TEXT EXCERPT
Ethernet used its cabling as radio “ether” by simply broadcasting packets over a thick coaxial line. Computers were connected to the Ethernet cable through “taps,” where a hole is punched through the coax cladding and the outer conductor so a connection can be made to the inner conductor. The two ends of the coax cable—branching is not allowed—are fitted with terminating resistors that regulate the electrical properties of the cable so signals propagate throughout the length of the cable but don’t reflect back. All computers see all packets pass by, but the Ethernet interface ignores packets that aren’t addressed to the local computer or the broadcast address, so the software only has to process packets targeted at the receiving computer.
Other LAN technologies use extensive mechanisms to arbitrate access to the shared communication medium. Not Ethernet. I’m tempted to use the expression “the lunatics run the asylum,” but that would be unfair to the clever distributed control mechanism developed at PARC. I’m sure that the mainframe and minicomputer makers of the era thought the asylum analogy wasn’t far off, though.
Ethernet’s media access control (MAC) procedures, known as “Carrier Sense Multiple Access with Collision Detect” (CSMA/CD), are based on ALOHAnet. This was a radio network between several Hawaiian islands set up in the early 1970s, where all the remote transmitters used the same frequency. Stations transmitted whenever they liked. Obviously, two of them might transmit at the same time, interfering with each other so both transmissions were lost.
To fix the problem, the central location acknowledges a packet if it was received correctly. If the sender doesn’t see an acknowledgment, it tries to send the same packet again a little later. When a collision occurs because two stations transmit at the same time, the retransmissions make sure that the data gets across eventually.

PARTS OF THE EXERCISE
a – In the dataset records below, repeat the entries from the one containing "y-tick-label: 24.5: [544, 292, 565, 304]" through the one containing "y-tick-label: 38.0: [223, 412, 244, 424]", including both of those entries, with nothing changed.
b – Continue the passage on early Ethernet from the point where it stops.

(Dataset records)
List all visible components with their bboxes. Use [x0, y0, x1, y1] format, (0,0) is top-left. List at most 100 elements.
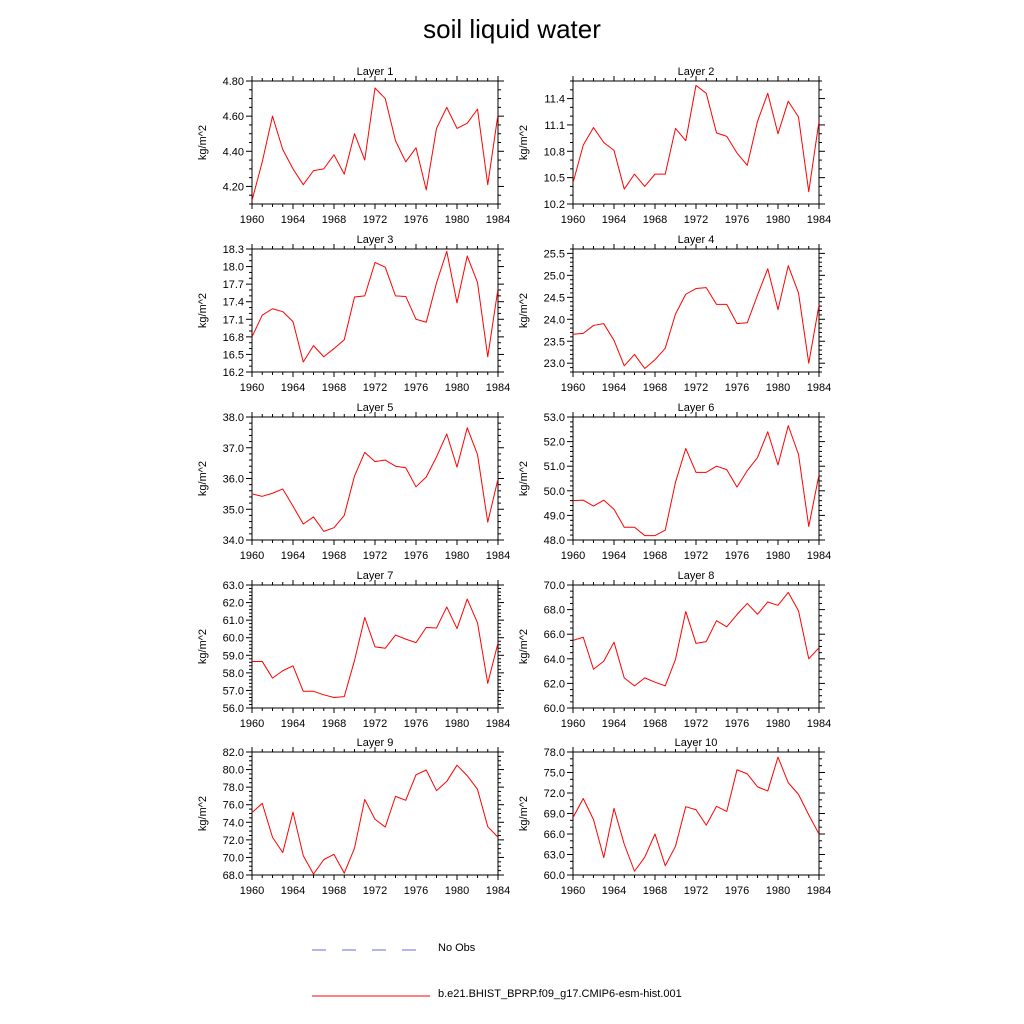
y-tick-label: 24.5: [544, 292, 565, 304]
y-tick-label: 75.0: [544, 768, 565, 780]
x-tick-label: 1960: [561, 214, 585, 226]
x-tick-label: 1976: [725, 214, 749, 226]
chart-panel: Layer 8 kg/m^2 1960 1964 1968 1972 1976 1980 198…: [518, 570, 831, 730]
y-tick-label: 50.0: [544, 486, 565, 498]
chart-panel: Layer 3 kg/m^2 1960 1964 1968 1972 1976 1980 198…: [197, 234, 510, 394]
x-tick-label: 1968: [322, 885, 346, 897]
chart-panel: Layer 2 kg/m^2 1960 1964 1968 1972 1976 1980 198…: [518, 66, 831, 226]
x-tick-label: 1972: [684, 718, 708, 730]
plot-frame: [572, 416, 820, 541]
x-tick-label: 1964: [602, 382, 626, 394]
y-tick-label: 63.0: [544, 850, 565, 862]
y-tick-label: 38.0: [223, 412, 244, 424]
x-tick-label: 1968: [322, 550, 346, 562]
y-tick-label: 17.1: [223, 314, 244, 326]
x-tick-label: 1960: [561, 885, 585, 897]
y-tick-label: 70.0: [223, 852, 244, 864]
x-tick-label: 1980: [445, 885, 469, 897]
y-tick-label: 25.0: [544, 270, 565, 282]
panel-title: Layer 10: [675, 737, 718, 749]
plot-frame: [251, 80, 499, 205]
x-tick-label: 1976: [725, 885, 749, 897]
x-tick-label: 1972: [684, 382, 708, 394]
y-tick-label: 37.0: [223, 443, 244, 455]
y-tick-label: 63.0: [223, 580, 244, 592]
y-tick-label: 80.0: [223, 765, 244, 777]
x-tick-label: 1960: [561, 718, 585, 730]
plot-frame: [572, 80, 820, 205]
x-tick-label: 1972: [684, 214, 708, 226]
y-tick-label: 35.0: [223, 504, 244, 516]
series-line: [252, 598, 498, 698]
plot-frame: [251, 248, 499, 373]
x-tick-label: 1972: [684, 885, 708, 897]
x-tick-label: 1968: [643, 718, 667, 730]
y-axis-label: kg/m^2: [518, 461, 530, 496]
y-tick-label: 11.1: [544, 120, 565, 132]
series-line: [573, 425, 819, 537]
y-axis-label: kg/m^2: [197, 461, 209, 496]
y-axis-label: kg/m^2: [518, 629, 530, 664]
x-tick-label: 1968: [643, 885, 667, 897]
legend-label-model: b.e21.BHIST_BPRP.f09_g17.CMIP6-esm-hist.…: [438, 988, 682, 1000]
x-tick-label: 1968: [643, 214, 667, 226]
y-tick-label: 72.0: [223, 835, 244, 847]
x-tick-label: 1976: [725, 382, 749, 394]
x-tick-label: 1968: [643, 550, 667, 562]
y-tick-label: 16.5: [223, 349, 244, 361]
x-tick-label: 1984: [486, 382, 510, 394]
x-tick-label: 1984: [807, 382, 831, 394]
plot-frame: [251, 751, 499, 876]
y-tick-label: 82.0: [223, 747, 244, 759]
plot-frame: [572, 584, 820, 709]
legend-label-no-obs: No Obs: [438, 942, 476, 954]
y-tick-label: 78.0: [544, 747, 565, 759]
plot-frame: [251, 416, 499, 541]
y-tick-label: 4.40: [223, 146, 244, 158]
x-tick-label: 1960: [240, 382, 264, 394]
panel-title: Layer 9: [357, 737, 394, 749]
x-tick-label: 1976: [404, 382, 428, 394]
y-tick-label: 68.0: [223, 870, 244, 882]
series-line: [573, 265, 819, 369]
x-tick-label: 1980: [445, 718, 469, 730]
y-axis-label: kg/m^2: [197, 125, 209, 160]
x-tick-label: 1972: [363, 214, 387, 226]
x-tick-label: 1960: [240, 214, 264, 226]
chart-panel: Layer 6 kg/m^2 1960 1964 1968 1972 1976 1980 198…: [518, 402, 831, 562]
y-tick-label: 52.0: [544, 437, 565, 449]
y-tick-label: 49.0: [544, 510, 565, 522]
chart-panel: Layer 10 kg/m^2 1960 1964 1968 1972 1976 1980 19…: [518, 737, 831, 897]
chart-panel: Layer 5 kg/m^2 1960 1964 1968 1972 1976 1980 198…: [197, 402, 510, 562]
series-line: [252, 87, 498, 201]
x-tick-label: 1976: [404, 718, 428, 730]
x-tick-label: 1964: [281, 550, 305, 562]
y-tick-label: 76.0: [223, 800, 244, 812]
y-tick-label: 69.0: [544, 809, 565, 821]
y-tick-label: 24.0: [544, 314, 565, 326]
legend-swatch-dashed: [312, 949, 420, 951]
legend-item-model: b.e21.BHIST_BPRP.f09_g17.CMIP6-esm-hist.…: [310, 986, 810, 1006]
x-tick-label: 1972: [684, 550, 708, 562]
y-tick-label: 17.4: [223, 297, 244, 309]
plot-frame: [572, 751, 820, 876]
x-tick-label: 1972: [363, 550, 387, 562]
y-tick-label: 57.0: [223, 685, 244, 697]
y-tick-label: 25.5: [544, 248, 565, 260]
y-tick-label: 18.0: [223, 262, 244, 274]
x-tick-label: 1964: [281, 214, 305, 226]
panel-title: Layer 6: [678, 402, 715, 414]
x-tick-label: 1972: [363, 718, 387, 730]
x-tick-label: 1964: [602, 718, 626, 730]
x-tick-label: 1980: [445, 214, 469, 226]
y-axis-label: kg/m^2: [197, 796, 209, 831]
x-tick-label: 1984: [486, 550, 510, 562]
series-line: [573, 84, 819, 193]
series-line: [573, 591, 819, 687]
y-tick-label: 4.60: [223, 111, 244, 123]
x-tick-label: 1964: [281, 885, 305, 897]
y-tick-label: 61.0: [223, 615, 244, 627]
y-tick-label: 56.0: [223, 703, 244, 715]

ANSWER LIST
a –
y-tick-label: 24.5: [544, 292, 565, 304]
y-tick-label: 75.0: [544, 768, 565, 780]
x-tick-label: 1960: [561, 214, 585, 226]
x-tick-label: 1976: [725, 214, 749, 226]
chart-panel: Layer 8 kg/m^2 1960 1964 1968 1972 1976 1980 198…: [518, 570, 831, 730]
y-tick-label: 50.0: [544, 486, 565, 498]
chart-panel: Layer 3 kg/m^2 1960 1964 1968 1972 1976 1980 198…: [197, 234, 510, 394]
x-tick-label: 1968: [322, 885, 346, 897]
chart-panel: Layer 2 kg/m^2 1960 1964 1968 1972 1976 1980 198…: [518, 66, 831, 226]
x-tick-label: 1972: [684, 718, 708, 730]
plot-frame: [572, 416, 820, 541]
x-tick-label: 1964: [602, 382, 626, 394]
y-tick-label: 63.0: [544, 850, 565, 862]
y-tick-label: 38.0: [223, 412, 244, 424]

b –
Ethernet improves on ALOHAnet in several ways. First of all, Ethernet stations check to see if the ether is idle (carrier sense) and wait if they sense a signal. Second, once transmitting over the shared medium (multiple access), Ethernet stations check for interference by comparing the signal on the wire to the signal they’re trying to send. If the two don’t match, there must be a collision (collision detect). In that case, the transmission is broken off. Just to make sure that the source of the interfering transmission also detects a collision, upon detecting a collision, a station sends a “jam” signal for 32 bit times.
Both sides now know their transmission failed, so they start retransmission attempts using an exponential backoff procedure. On the one hand, it would be nice to retransmit as soon as possible to avoid wasting valuable bandwidth, but on the other hand, immediately having another collision defeats the purpose. So each Ethernet station maintains a maximum backoff time, counted as an integer value that is multiplied by the time it takes to transmit 512 bits. When a packet is successfully transmitted, the maximum backoff time is set to one. When a collision occurs, the maximum backoff time is doubled until it reaches 1024. The Ethernet system then selects an actual backoff time that’s a random number below the maximum backoff time.
For instance, after the first collision, the maximum backoff time is 2, making the choices for the actual backoff time 0 and 1. Obviously, if two systems both select 0 or both select 1, which will happen 50 percent of the time, there is another collision. The maximum backoff then becomes 4 and the chances of another collision go down to 25 percent for two stations wanting to transmit. After 16 successive collisions, an Ethernet system gives up and throws away the packet.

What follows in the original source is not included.